--- start of INPUT MATERIAL ---
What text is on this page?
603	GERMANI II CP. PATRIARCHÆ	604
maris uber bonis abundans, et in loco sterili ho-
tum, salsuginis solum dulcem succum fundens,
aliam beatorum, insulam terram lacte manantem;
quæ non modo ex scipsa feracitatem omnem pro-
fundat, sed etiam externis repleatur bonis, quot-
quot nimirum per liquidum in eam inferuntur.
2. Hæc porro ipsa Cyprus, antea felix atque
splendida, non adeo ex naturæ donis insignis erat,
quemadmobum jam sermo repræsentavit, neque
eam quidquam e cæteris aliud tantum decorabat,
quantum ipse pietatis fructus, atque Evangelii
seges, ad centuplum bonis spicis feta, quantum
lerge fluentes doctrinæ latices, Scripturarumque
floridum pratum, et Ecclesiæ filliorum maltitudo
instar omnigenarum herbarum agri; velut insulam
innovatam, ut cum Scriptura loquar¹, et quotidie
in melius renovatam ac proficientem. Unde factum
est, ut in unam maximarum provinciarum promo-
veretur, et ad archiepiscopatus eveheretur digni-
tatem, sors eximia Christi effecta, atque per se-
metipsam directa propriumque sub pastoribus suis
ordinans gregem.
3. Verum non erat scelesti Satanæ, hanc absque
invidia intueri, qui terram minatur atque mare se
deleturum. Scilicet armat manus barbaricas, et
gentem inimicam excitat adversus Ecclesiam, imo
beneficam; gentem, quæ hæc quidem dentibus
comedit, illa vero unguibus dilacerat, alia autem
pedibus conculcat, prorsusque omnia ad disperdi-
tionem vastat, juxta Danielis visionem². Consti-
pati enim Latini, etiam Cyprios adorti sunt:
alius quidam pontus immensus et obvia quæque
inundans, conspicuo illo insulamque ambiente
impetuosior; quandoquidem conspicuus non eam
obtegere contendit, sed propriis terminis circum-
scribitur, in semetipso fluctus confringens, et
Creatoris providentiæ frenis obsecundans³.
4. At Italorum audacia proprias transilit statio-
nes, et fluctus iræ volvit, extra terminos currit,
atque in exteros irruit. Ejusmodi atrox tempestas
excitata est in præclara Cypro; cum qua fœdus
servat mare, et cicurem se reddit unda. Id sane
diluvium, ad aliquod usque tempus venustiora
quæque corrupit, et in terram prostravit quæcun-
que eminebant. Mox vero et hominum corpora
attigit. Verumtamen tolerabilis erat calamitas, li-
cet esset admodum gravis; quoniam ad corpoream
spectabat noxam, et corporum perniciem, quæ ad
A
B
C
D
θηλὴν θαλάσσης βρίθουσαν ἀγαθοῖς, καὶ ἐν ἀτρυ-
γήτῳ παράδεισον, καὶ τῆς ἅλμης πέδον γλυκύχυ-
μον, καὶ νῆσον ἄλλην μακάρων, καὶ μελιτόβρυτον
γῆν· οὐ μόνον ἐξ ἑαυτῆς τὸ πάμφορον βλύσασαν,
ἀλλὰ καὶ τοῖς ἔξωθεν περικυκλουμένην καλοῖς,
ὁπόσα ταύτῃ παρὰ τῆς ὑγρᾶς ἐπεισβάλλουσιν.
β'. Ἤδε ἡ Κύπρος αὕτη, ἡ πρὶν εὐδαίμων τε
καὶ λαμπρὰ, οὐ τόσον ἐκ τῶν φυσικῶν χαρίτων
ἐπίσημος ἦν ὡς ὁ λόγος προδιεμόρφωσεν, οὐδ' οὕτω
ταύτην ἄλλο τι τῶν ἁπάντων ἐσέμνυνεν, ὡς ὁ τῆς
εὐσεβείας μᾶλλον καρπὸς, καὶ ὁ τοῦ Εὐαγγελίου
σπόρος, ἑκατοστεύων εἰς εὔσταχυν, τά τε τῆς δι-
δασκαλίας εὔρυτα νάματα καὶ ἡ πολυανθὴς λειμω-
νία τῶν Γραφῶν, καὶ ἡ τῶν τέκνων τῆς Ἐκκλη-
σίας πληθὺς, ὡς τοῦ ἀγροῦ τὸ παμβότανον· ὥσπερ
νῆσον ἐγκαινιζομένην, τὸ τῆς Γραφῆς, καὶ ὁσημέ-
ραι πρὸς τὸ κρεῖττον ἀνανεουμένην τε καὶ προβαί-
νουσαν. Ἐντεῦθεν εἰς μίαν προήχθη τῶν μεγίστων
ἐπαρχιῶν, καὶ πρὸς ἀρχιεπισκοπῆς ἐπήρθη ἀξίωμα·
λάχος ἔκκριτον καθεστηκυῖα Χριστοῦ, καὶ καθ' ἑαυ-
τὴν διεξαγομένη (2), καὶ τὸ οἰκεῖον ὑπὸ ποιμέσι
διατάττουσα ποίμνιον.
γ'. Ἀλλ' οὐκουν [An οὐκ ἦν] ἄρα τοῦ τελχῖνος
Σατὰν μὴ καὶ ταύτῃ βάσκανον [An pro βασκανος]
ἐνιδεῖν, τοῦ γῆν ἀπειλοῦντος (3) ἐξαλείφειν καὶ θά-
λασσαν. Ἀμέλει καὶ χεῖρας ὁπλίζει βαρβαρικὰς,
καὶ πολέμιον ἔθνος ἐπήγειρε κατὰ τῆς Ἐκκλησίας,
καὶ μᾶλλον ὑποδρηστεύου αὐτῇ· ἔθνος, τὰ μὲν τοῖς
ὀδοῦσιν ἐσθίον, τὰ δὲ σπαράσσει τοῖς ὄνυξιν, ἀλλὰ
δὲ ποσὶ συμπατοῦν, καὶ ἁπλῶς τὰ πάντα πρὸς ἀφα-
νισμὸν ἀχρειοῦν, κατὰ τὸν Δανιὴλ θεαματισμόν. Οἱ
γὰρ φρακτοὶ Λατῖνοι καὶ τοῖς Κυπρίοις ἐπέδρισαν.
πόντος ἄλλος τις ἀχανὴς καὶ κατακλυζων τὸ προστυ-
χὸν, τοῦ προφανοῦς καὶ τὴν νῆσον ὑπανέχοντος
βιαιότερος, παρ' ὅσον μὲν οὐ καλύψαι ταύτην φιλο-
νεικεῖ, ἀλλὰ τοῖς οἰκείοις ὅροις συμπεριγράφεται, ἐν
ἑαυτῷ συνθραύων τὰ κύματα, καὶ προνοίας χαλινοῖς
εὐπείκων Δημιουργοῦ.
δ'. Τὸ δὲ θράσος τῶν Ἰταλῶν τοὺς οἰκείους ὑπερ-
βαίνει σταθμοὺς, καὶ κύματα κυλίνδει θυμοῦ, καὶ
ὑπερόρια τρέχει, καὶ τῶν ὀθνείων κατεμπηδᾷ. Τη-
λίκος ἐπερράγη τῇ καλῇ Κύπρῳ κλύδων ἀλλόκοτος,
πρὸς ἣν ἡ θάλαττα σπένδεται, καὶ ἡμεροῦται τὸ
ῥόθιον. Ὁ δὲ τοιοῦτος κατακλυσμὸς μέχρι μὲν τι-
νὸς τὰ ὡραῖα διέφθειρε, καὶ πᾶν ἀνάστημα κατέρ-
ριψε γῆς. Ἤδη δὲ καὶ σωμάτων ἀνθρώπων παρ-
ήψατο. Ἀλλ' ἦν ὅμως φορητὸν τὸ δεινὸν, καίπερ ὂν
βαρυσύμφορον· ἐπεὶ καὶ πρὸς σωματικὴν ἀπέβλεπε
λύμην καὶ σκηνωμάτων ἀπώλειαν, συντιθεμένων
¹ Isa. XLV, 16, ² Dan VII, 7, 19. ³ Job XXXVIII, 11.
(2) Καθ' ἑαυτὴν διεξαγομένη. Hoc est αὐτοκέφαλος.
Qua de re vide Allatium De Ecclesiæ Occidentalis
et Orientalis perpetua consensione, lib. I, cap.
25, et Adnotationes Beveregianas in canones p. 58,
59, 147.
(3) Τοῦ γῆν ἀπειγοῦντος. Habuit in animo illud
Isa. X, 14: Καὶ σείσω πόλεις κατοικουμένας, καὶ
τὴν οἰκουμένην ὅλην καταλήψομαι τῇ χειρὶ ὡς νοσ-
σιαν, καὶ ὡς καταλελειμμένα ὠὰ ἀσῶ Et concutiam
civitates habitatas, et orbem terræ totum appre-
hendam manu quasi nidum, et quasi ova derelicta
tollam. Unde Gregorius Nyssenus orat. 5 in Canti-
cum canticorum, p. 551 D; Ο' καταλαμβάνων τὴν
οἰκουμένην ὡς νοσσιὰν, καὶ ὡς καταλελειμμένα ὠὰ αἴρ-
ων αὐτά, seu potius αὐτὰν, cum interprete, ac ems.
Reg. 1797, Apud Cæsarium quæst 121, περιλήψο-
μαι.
--- end of INPUT MATERIAL ---
▸ WHAT TO PRODUCE:
Show the lines of the material that contain the word "mare".

▸ ANSWER TO THIS PROBLEM:
invidia intueri, qui terram minatur atque mare se
servat mare, et cicurem se reddit unda. Id sane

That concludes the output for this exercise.